__TASK OBJECTIVE__
Each record must be retyped in full. No character may differ.

** Begin DATASET **

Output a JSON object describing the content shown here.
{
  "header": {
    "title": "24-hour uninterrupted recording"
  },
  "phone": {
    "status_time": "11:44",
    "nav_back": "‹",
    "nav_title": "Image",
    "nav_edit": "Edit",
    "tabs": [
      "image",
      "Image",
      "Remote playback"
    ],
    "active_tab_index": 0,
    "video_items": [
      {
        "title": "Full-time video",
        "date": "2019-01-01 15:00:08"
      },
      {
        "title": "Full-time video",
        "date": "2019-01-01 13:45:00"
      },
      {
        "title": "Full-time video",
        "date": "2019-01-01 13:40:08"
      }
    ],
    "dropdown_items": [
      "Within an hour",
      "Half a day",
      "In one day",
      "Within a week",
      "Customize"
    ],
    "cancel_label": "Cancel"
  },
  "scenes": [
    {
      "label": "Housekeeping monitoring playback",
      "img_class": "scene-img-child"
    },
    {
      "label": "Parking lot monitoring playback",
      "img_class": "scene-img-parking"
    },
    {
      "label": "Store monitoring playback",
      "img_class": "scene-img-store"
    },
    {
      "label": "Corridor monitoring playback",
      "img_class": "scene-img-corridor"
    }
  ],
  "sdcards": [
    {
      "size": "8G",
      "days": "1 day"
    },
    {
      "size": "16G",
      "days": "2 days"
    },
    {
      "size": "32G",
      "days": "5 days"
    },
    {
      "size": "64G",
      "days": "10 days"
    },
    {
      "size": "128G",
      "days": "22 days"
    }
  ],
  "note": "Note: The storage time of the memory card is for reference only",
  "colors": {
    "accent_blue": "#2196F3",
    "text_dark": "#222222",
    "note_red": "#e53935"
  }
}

** End DATASET **

__RESPONSE FOR THIS EXERCISE__
Output a JSON object describing the content shown here.
{
  "header": {
    "title": "24-hour uninterrupted recording"
  },
  "phone": {
    "status_time": "11:44",
    "nav_back": "‹",
    "nav_title": "Image",
    "nav_edit": "Edit",
    "tabs": [
      "image",
      "Image",
      "Remote playback"
    ],
    "active_tab_index": 0,
    "video_items": [
      {
        "title": "Full-time video",
        "date": "2019-01-01 15:00:08"
      },
      {
        "title": "Full-time video",
        "date": "2019-01-01 13:45:00"
      },
      {
        "title": "Full-time video",
        "date": "2019-01-01 13:40:08"
      }
    ],
    "dropdown_items": [
      "Within an hour",
      "Half a day",
      "In one day",
      "Within a week",
      "Customize"
    ],
    "cancel_label": "Cancel"
  },
  "scenes": [
    {
      "label": "Housekeeping monitoring playback",
      "img_class": "scene-img-child"
    },
    {
      "label": "Parking lot monitoring playback",
      "img_class": "scene-img-parking"
    },
    {
      "label": "Store monitoring playback",
      "img_class": "scene-img-store"
    },
    {
      "label": "Corridor monitoring playback",
      "img_class": "scene-img-corridor"
    }
  ],
  "sdcards": [
    {
      "size": "8G",
      "days": "1 day"
    },
    {
      "size": "16G",
      "days": "2 days"
    },
    {
      "size": "32G",
      "days": "5 days"
    },
    {
      "size": "64G",
      "days": "10 days"
    },
    {
      "size": "128G",
      "days": "22 days"
    }
  ],
  "note": "Note: The storage time of the memory card is for reference only",
  "colors": {
    "accent_blue": "#2196F3",
    "text_dark": "#222222",
    "note_red": "#e53935"
  }
}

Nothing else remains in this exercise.